▸ **Exercise description**:
Pictures aside, write out every record exactly as it appears.

Dataset rows about figures

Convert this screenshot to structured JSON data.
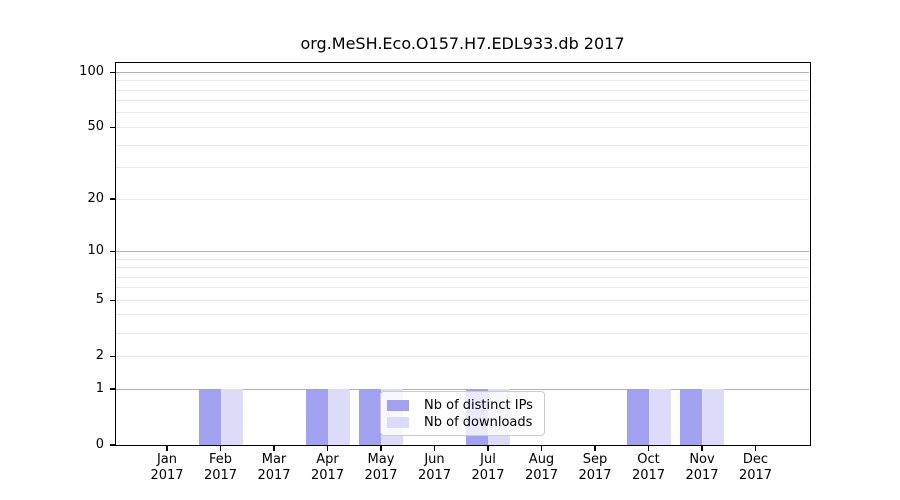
{
  "chart_data": {
    "type": "bar",
    "title": "org.MeSH.Eco.O157.H7.EDL933.db 2017",
    "categories": [
      "Jan 2017",
      "Feb 2017",
      "Mar 2017",
      "Apr 2017",
      "May 2017",
      "Jun 2017",
      "Jul 2017",
      "Aug 2017",
      "Sep 2017",
      "Oct 2017",
      "Nov 2017",
      "Dec 2017"
    ],
    "series": [
      {
        "name": "Nb of distinct IPs",
        "color": "#a1a1f0",
        "values": [
          0,
          1,
          0,
          1,
          1,
          0,
          1,
          0,
          0,
          1,
          1,
          0
        ]
      },
      {
        "name": "Nb of downloads",
        "color": "#dcdcf8",
        "values": [
          0,
          1,
          0,
          1,
          1,
          0,
          1,
          0,
          0,
          1,
          1,
          0
        ]
      }
    ],
    "xlabel": "",
    "ylabel": "",
    "y_scale": "log1p",
    "ylim": [
      0,
      113
    ],
    "y_ticks": [
      100,
      50,
      20,
      10,
      5,
      2,
      1,
      0
    ],
    "y_major_gridlines": [
      1,
      10,
      100
    ],
    "y_minor_gridlines": [
      2,
      3,
      4,
      5,
      6,
      7,
      8,
      9,
      20,
      30,
      40,
      50,
      60,
      70,
      80,
      90
    ],
    "grid": true,
    "legend_position": "inside-bottom-center"
  },
  "colors": {
    "background": "#ffffff",
    "axes": "#000000",
    "grid_major": "#b3b3b3",
    "grid_minor": "#e7e7e7",
    "bar_distinct_ips": "#a1a1f0",
    "bar_downloads": "#dcdcf8",
    "legend_border": "#cccccc"
  }
}
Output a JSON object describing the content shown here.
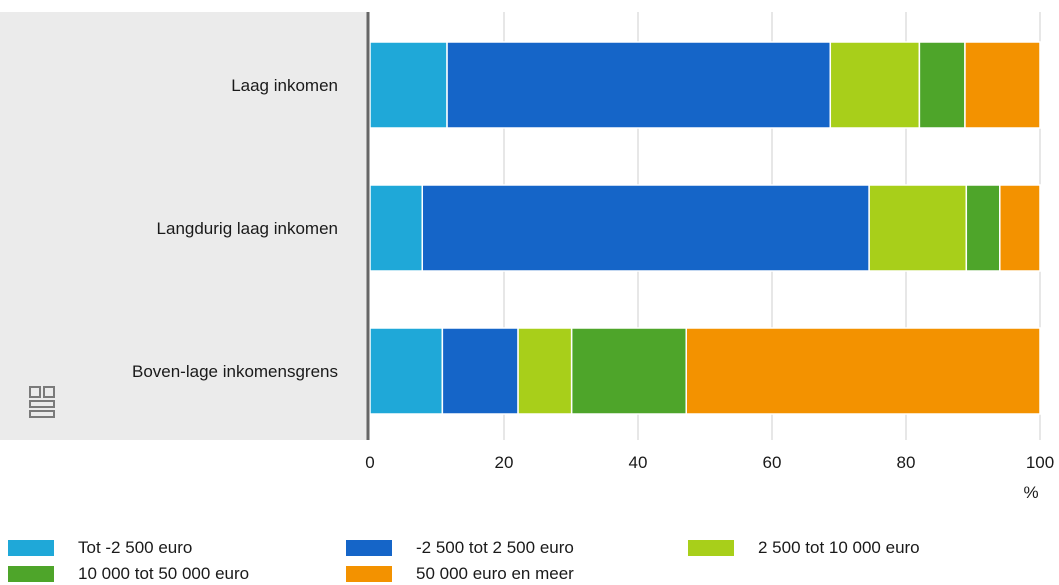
{
  "chart_data": {
    "type": "bar",
    "orientation": "horizontal",
    "stacked": true,
    "categories": [
      "Laag inkomen",
      "Langdurig laag inkomen",
      "Boven-lage inkomensgrens"
    ],
    "series": [
      {
        "name": "Tot -2 500 euro",
        "color": "#1fa8d8",
        "values": [
          11.5,
          7.8,
          10.8
        ]
      },
      {
        "name": "-2 500 tot 2 500 euro",
        "color": "#1565c8",
        "values": [
          57.2,
          66.7,
          11.3
        ]
      },
      {
        "name": "2 500 tot 10 000 euro",
        "color": "#a8cf1a",
        "values": [
          13.3,
          14.5,
          8.0
        ]
      },
      {
        "name": "10 000 tot 50 000 euro",
        "color": "#4ea52a",
        "values": [
          6.8,
          5.0,
          17.1
        ]
      },
      {
        "name": "50 000 euro en meer",
        "color": "#f39200",
        "values": [
          11.2,
          6.0,
          52.8
        ]
      }
    ],
    "xlim": [
      0,
      100
    ],
    "xticks": [
      "0",
      "20",
      "40",
      "60",
      "80",
      "100"
    ],
    "xlabel": "%",
    "grid": true,
    "legend_position": "bottom"
  },
  "logo_icon": "cbs-logo"
}
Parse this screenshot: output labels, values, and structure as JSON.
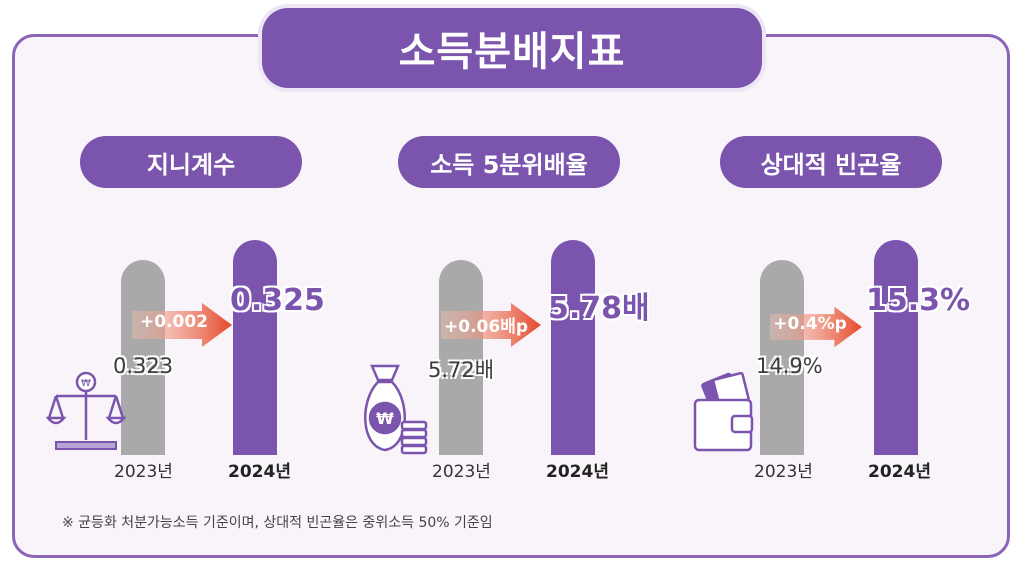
{
  "title": "소득분배지표",
  "footnote": "※ 균등화 처분가능소득 기준이며, 상대적 빈곤율은 중위소득 50% 기준임",
  "colors": {
    "accent": "#7a54ad",
    "previous": "#a9a9a9",
    "arrow": "#e5482a",
    "border": "#8b63b8"
  },
  "panels": [
    {
      "label": "지니계수",
      "prev_year": "2023년",
      "curr_year": "2024년",
      "prev_value": "0.323",
      "curr_value": "0.325",
      "change": "+0.002",
      "icon": "scale-icon"
    },
    {
      "label": "소득 5분위배율",
      "prev_year": "2023년",
      "curr_year": "2024년",
      "prev_value": "5.72배",
      "curr_value": "5.78배",
      "change": "+0.06배p",
      "icon": "money-bag-icon"
    },
    {
      "label": "상대적 빈곤율",
      "prev_year": "2023년",
      "curr_year": "2024년",
      "prev_value": "14.9%",
      "curr_value": "15.3%",
      "change": "+0.4%p",
      "icon": "wallet-icon"
    }
  ],
  "chart_data": [
    {
      "type": "bar",
      "title": "지니계수",
      "categories": [
        "2023년",
        "2024년"
      ],
      "values": [
        0.323,
        0.325
      ]
    },
    {
      "type": "bar",
      "title": "소득 5분위배율",
      "categories": [
        "2023년",
        "2024년"
      ],
      "values": [
        5.72,
        5.78
      ]
    },
    {
      "type": "bar",
      "title": "상대적 빈곤율",
      "categories": [
        "2023년",
        "2024년"
      ],
      "values": [
        14.9,
        15.3
      ]
    }
  ]
}
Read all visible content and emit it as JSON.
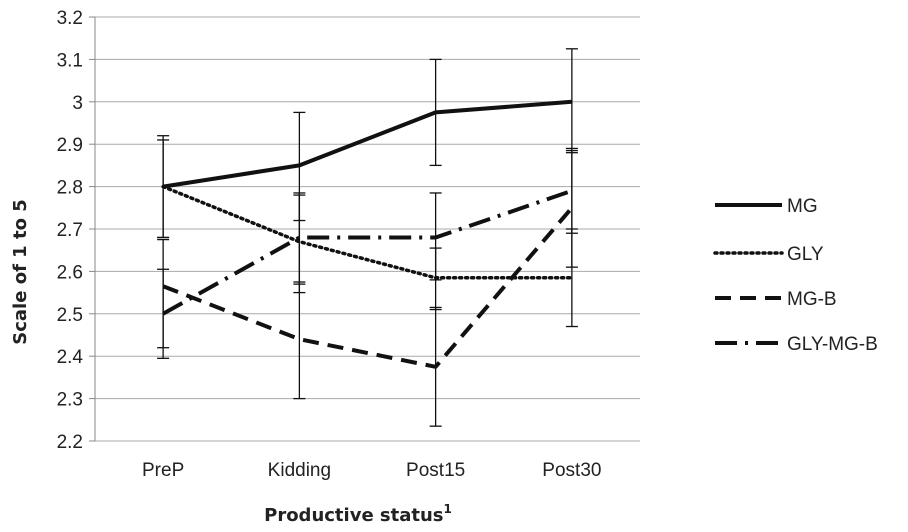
{
  "chart_data": {
    "type": "line",
    "title": "",
    "xlabel": "Productive status",
    "xlabel_superscript": "1",
    "ylabel": "Scale of 1 to 5",
    "categories": [
      "PreP",
      "Kidding",
      "Post15",
      "Post30"
    ],
    "ylim": [
      2.2,
      3.2
    ],
    "yticks": [
      "2.2",
      "2.3",
      "2.4",
      "2.5",
      "2.6",
      "2.7",
      "2.8",
      "2.9",
      "3",
      "3.1",
      "3.2"
    ],
    "grid": true,
    "legend_position": "right",
    "series": [
      {
        "name": "MG",
        "style": "solid",
        "values": [
          2.8,
          2.85,
          2.975,
          3.0
        ],
        "err_low": [
          2.68,
          2.72,
          2.85,
          2.88
        ],
        "err_high": [
          2.92,
          2.975,
          3.1,
          3.125
        ]
      },
      {
        "name": "GLY",
        "style": "dotted",
        "values": [
          2.8,
          2.67,
          2.585,
          2.585
        ],
        "err_low": [
          2.68,
          2.55,
          2.51,
          2.47
        ],
        "err_high": [
          2.91,
          2.785,
          2.655,
          2.7
        ]
      },
      {
        "name": "MG-B",
        "style": "dashed",
        "values": [
          2.565,
          2.44,
          2.375,
          2.75
        ],
        "err_low": [
          2.395,
          2.3,
          2.235,
          2.61
        ],
        "err_high": [
          2.675,
          2.575,
          2.515,
          2.89
        ]
      },
      {
        "name": "GLY-MG-B",
        "style": "dashdot",
        "values": [
          2.5,
          2.68,
          2.68,
          2.79
        ],
        "err_low": [
          2.42,
          2.57,
          2.58,
          2.69
        ],
        "err_high": [
          2.605,
          2.78,
          2.785,
          2.885
        ]
      }
    ],
    "colors": {
      "line": "#111111",
      "grid": "#aaaaaa",
      "axis": "#888888"
    }
  }
}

▸ **The output**:
Convert this screenshot to structured JSON data.
{
  "chart_data": {
    "type": "bar",
    "title": "org.MeSH.Eco.O157.H7.EDL933.db 2017",
    "categories": [
      "Jan 2017",
      "Feb 2017",
      "Mar 2017",
      "Apr 2017",
      "May 2017",
      "Jun 2017",
      "Jul 2017",
      "Aug 2017",
      "Sep 2017",
      "Oct 2017",
      "Nov 2017",
      "Dec 2017"
    ],
    "series": [
      {
        "name": "Nb of distinct IPs",
        "color": "#a1a1f0",
        "values": [
          0,
          1,
          0,
          1,
          1,
          0,
          1,
          0,
          0,
          1,
          1,
          0
        ]
      },
      {
        "name": "Nb of downloads",
        "color": "#dcdcf8",
        "values": [
          0,
          1,
          0,
          1,
          1,
          0,
          1,
          0,
          0,
          1,
          1,
          0
        ]
      }
    ],
    "xlabel": "",
    "ylabel": "",
    "y_scale": "log1p",
    "ylim": [
      0,
      113
    ],
    "y_ticks": [
      100,
      50,
      20,
      10,
      5,
      2,
      1,
      0
    ],
    "y_major_gridlines": [
      1,
      10,
      100
    ],
    "y_minor_gridlines": [
      2,
      3,
      4,
      5,
      6,
      7,
      8,
      9,
      20,
      30,
      40,
      50,
      60,
      70,
      80,
      90
    ],
    "grid": true,
    "legend_position": "inside-bottom-center"
  },
  "colors": {
    "background": "#ffffff",
    "axes": "#000000",
    "grid_major": "#b3b3b3",
    "grid_minor": "#e7e7e7",
    "bar_distinct_ips": "#a1a1f0",
    "bar_downloads": "#dcdcf8",
    "legend_border": "#cccccc"
  }
}
Output a JSON object describing the content shown here.
{
  "chart_data": {
    "type": "bar",
    "orientation": "horizontal",
    "stacked": true,
    "categories": [
      "Laag inkomen",
      "Langdurig laag inkomen",
      "Boven-lage inkomensgrens"
    ],
    "series": [
      {
        "name": "Tot -2 500 euro",
        "color": "#1fa8d8",
        "values": [
          11.5,
          7.8,
          10.8
        ]
      },
      {
        "name": "-2 500 tot 2 500 euro",
        "color": "#1565c8",
        "values": [
          57.2,
          66.7,
          11.3
        ]
      },
      {
        "name": "2 500 tot 10 000 euro",
        "color": "#a8cf1a",
        "values": [
          13.3,
          14.5,
          8.0
        ]
      },
      {
        "name": "10 000 tot 50 000 euro",
        "color": "#4ea52a",
        "values": [
          6.8,
          5.0,
          17.1
        ]
      },
      {
        "name": "50 000 euro en meer",
        "color": "#f39200",
        "values": [
          11.2,
          6.0,
          52.8
        ]
      }
    ],
    "xlim": [
      0,
      100
    ],
    "xticks": [
      "0",
      "20",
      "40",
      "60",
      "80",
      "100"
    ],
    "xlabel": "%",
    "grid": true,
    "legend_position": "bottom"
  },
  "logo_icon": "cbs-logo"
}
Parse this screenshot: output labels, values, and structure as JSON.
{
  "title": "소득분배지표",
  "footnote": "※ 균등화 처분가능소득 기준이며, 상대적 빈곤율은 중위소득 50% 기준임",
  "colors": {
    "accent": "#7a54ad",
    "previous": "#a9a9a9",
    "arrow": "#e5482a",
    "border": "#8b63b8"
  },
  "panels": [
    {
      "label": "지니계수",
      "prev_year": "2023년",
      "curr_year": "2024년",
      "prev_value": "0.323",
      "curr_value": "0.325",
      "change": "+0.002",
      "icon": "scale-icon"
    },
    {
      "label": "소득 5분위배율",
      "prev_year": "2023년",
      "curr_year": "2024년",
      "prev_value": "5.72배",
      "curr_value": "5.78배",
      "change": "+0.06배p",
      "icon": "money-bag-icon"
    },
    {
      "label": "상대적 빈곤율",
      "prev_year": "2023년",
      "curr_year": "2024년",
      "prev_value": "14.9%",
      "curr_value": "15.3%",
      "change": "+0.4%p",
      "icon": "wallet-icon"
    }
  ],
  "chart_data": [
    {
      "type": "bar",
      "title": "지니계수",
      "categories": [
        "2023년",
        "2024년"
      ],
      "values": [
        0.323,
        0.325
      ]
    },
    {
      "type": "bar",
      "title": "소득 5분위배율",
      "categories": [
        "2023년",
        "2024년"
      ],
      "values": [
        5.72,
        5.78
      ]
    },
    {
      "type": "bar",
      "title": "상대적 빈곤율",
      "categories": [
        "2023년",
        "2024년"
      ],
      "values": [
        14.9,
        15.3
      ]
    }
  ]
}
Read all visible content and emit it as JSON.
{
  "chart_data": {
    "type": "line",
    "title": "",
    "xlabel": "Productive status",
    "xlabel_superscript": "1",
    "ylabel": "Scale of 1 to 5",
    "categories": [
      "PreP",
      "Kidding",
      "Post15",
      "Post30"
    ],
    "ylim": [
      2.2,
      3.2
    ],
    "yticks": [
      "2.2",
      "2.3",
      "2.4",
      "2.5",
      "2.6",
      "2.7",
      "2.8",
      "2.9",
      "3",
      "3.1",
      "3.2"
    ],
    "grid": true,
    "legend_position": "right",
    "series": [
      {
        "name": "MG",
        "style": "solid",
        "values": [
          2.8,
          2.85,
          2.975,
          3.0
        ],
        "err_low": [
          2.68,
          2.72,
          2.85,
          2.88
        ],
        "err_high": [
          2.92,
          2.975,
          3.1,
          3.125
        ]
      },
      {
        "name": "GLY",
        "style": "dotted",
        "values": [
          2.8,
          2.67,
          2.585,
          2.585
        ],
        "err_low": [
          2.68,
          2.55,
          2.51,
          2.47
        ],
        "err_high": [
          2.91,
          2.785,
          2.655,
          2.7
        ]
      },
      {
        "name": "MG-B",
        "style": "dashed",
        "values": [
          2.565,
          2.44,
          2.375,
          2.75
        ],
        "err_low": [
          2.395,
          2.3,
          2.235,
          2.61
        ],
        "err_high": [
          2.675,
          2.575,
          2.515,
          2.89
        ]
      },
      {
        "name": "GLY-MG-B",
        "style": "dashdot",
        "values": [
          2.5,
          2.68,
          2.68,
          2.79
        ],
        "err_low": [
          2.42,
          2.57,
          2.58,
          2.69
        ],
        "err_high": [
          2.605,
          2.78,
          2.785,
          2.885
        ]
      }
    ],
    "colors": {
      "line": "#111111",
      "grid": "#aaaaaa",
      "axis": "#888888"
    }
  }
}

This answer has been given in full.